**WORK TO BE COMPLETED**: An exact copy of every record is needed.

**MATERIAL SHOWN**:

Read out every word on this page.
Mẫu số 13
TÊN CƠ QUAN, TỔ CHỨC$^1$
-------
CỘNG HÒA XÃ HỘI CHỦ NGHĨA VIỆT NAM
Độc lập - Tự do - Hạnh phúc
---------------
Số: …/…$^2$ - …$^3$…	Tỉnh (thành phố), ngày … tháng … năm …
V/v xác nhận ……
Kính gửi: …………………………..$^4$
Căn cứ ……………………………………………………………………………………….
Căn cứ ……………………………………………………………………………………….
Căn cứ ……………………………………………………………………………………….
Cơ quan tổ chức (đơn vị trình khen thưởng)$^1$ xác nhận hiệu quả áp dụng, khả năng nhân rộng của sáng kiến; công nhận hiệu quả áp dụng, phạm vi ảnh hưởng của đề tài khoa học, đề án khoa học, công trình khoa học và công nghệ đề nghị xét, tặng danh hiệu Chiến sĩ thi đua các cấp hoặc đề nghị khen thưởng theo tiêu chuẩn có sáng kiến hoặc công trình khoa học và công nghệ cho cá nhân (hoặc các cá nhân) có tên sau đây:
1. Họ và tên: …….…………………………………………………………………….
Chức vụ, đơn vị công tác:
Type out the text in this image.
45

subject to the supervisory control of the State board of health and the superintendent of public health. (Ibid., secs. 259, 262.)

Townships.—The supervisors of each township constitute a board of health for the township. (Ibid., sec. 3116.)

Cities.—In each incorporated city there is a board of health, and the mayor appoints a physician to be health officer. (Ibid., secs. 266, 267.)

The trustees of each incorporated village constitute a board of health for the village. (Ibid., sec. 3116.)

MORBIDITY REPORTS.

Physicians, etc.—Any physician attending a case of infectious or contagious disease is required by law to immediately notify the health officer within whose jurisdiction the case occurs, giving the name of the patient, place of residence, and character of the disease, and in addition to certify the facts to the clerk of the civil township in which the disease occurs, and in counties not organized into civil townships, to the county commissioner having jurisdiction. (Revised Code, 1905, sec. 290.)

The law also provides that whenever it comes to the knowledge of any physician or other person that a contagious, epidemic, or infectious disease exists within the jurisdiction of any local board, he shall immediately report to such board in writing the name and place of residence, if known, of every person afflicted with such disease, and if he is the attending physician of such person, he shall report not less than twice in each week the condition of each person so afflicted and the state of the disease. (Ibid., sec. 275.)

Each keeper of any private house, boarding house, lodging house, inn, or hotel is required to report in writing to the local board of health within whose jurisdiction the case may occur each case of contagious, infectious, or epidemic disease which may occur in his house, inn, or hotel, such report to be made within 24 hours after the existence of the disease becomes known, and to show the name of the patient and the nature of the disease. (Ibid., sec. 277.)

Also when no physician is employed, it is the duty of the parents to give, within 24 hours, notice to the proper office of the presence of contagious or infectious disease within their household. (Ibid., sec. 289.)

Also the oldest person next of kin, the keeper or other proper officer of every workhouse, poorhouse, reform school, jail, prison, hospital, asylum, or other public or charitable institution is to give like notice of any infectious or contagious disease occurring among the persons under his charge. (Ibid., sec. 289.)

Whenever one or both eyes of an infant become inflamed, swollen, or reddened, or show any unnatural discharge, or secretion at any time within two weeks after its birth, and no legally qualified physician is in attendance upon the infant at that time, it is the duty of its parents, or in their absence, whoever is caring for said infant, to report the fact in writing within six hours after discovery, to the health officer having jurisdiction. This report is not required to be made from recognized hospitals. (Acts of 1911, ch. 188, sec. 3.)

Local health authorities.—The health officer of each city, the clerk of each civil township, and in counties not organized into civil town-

**RESPONSE BELOW**:
Read out every word on this page.
Mẫu số 13
TÊN CƠ QUAN, TỔ CHỨC$^1$
-------
CỘNG HÒA XÃ HỘI CHỦ NGHĨA VIỆT NAM
Độc lập - Tự do - Hạnh phúc
---------------
Số: …/…$^2$ - …$^3$…	Tỉnh (thành phố), ngày … tháng … năm …
V/v xác nhận ……
Kính gửi: …………………………..$^4$
Căn cứ ……………………………………………………………………………………….
Căn cứ ……………………………………………………………………………………….
Căn cứ ……………………………………………………………………………………….
Cơ quan tổ chức (đơn vị trình khen thưởng)$^1$ xác nhận hiệu quả áp dụng, khả năng nhân rộng của sáng kiến; công nhận hiệu quả áp dụng, phạm vi ảnh hưởng của đề tài khoa học, đề án khoa học, công trình khoa học và công nghệ đề nghị xét, tặng danh hiệu Chiến sĩ thi đua các cấp hoặc đề nghị khen thưởng theo tiêu chuẩn có sáng kiến hoặc công trình khoa học và công nghệ cho cá nhân (hoặc các cá nhân) có tên sau đây:
1. Họ và tên: …….…………………………………………………………………….
Chức vụ, đơn vị công tác:
Type out the text in this image.
45

subject to the supervisory control of the State board of health and the superintendent of public health. (Ibid., secs. 259, 262.)

Townships.—The supervisors of each township constitute a board of health for the township. (Ibid., sec. 3116.)

Cities.—In each incorporated city there is a board of health, and the mayor appoints a physician to be health officer. (Ibid., secs. 266, 267.)

The trustees of each incorporated village constitute a board of health for the village. (Ibid., sec. 3116.)

MORBIDITY REPORTS.

Physicians, etc.—Any physician attending a case of infectious or contagious disease is required by law to immediately notify the health officer within whose jurisdiction the case occurs, giving the name of the patient, place of residence, and character of the disease, and in addition to certify the facts to the clerk of the civil township in which the disease occurs, and in counties not organized into civil townships, to the county commissioner having jurisdiction. (Revised Code, 1905, sec. 290.)

The law also provides that whenever it comes to the knowledge of any physician or other person that a contagious, epidemic, or infectious disease exists within the jurisdiction of any local board, he shall immediately report to such board in writing the name and place of residence, if known, of every person afflicted with such disease, and if he is the attending physician of such person, he shall report not less than twice in each week the condition of each person so afflicted and the state of the disease. (Ibid., sec. 275.)

Each keeper of any private house, boarding house, lodging house, inn, or hotel is required to report in writing to the local board of health within whose jurisdiction the case may occur each case of contagious, infectious, or epidemic disease which may occur in his house, inn, or hotel, such report to be made within 24 hours after the existence of the disease becomes known, and to show the name of the patient and the nature of the disease. (Ibid., sec. 277.)

Also when no physician is employed, it is the duty of the parents to give, within 24 hours, notice to the proper office of the presence of contagious or infectious disease within their household. (Ibid., sec. 289.)

Also the oldest person next of kin, the keeper or other proper officer of every workhouse, poorhouse, reform school, jail, prison, hospital, asylum, or other public or charitable institution is to give like notice of any infectious or contagious disease occurring among the persons under his charge. (Ibid., sec. 289.)

Whenever one or both eyes of an infant become inflamed, swollen, or reddened, or show any unnatural discharge, or secretion at any time within two weeks after its birth, and no legally qualified physician is in attendance upon the infant at that time, it is the duty of its parents, or in their absence, whoever is caring for said infant, to report the fact in writing within six hours after discovery, to the health officer having jurisdiction. This report is not required to be made from recognized hospitals. (Acts of 1911, ch. 188, sec. 3.)

Local health authorities.—The health officer of each city, the clerk of each civil township, and in counties not organized into civil town-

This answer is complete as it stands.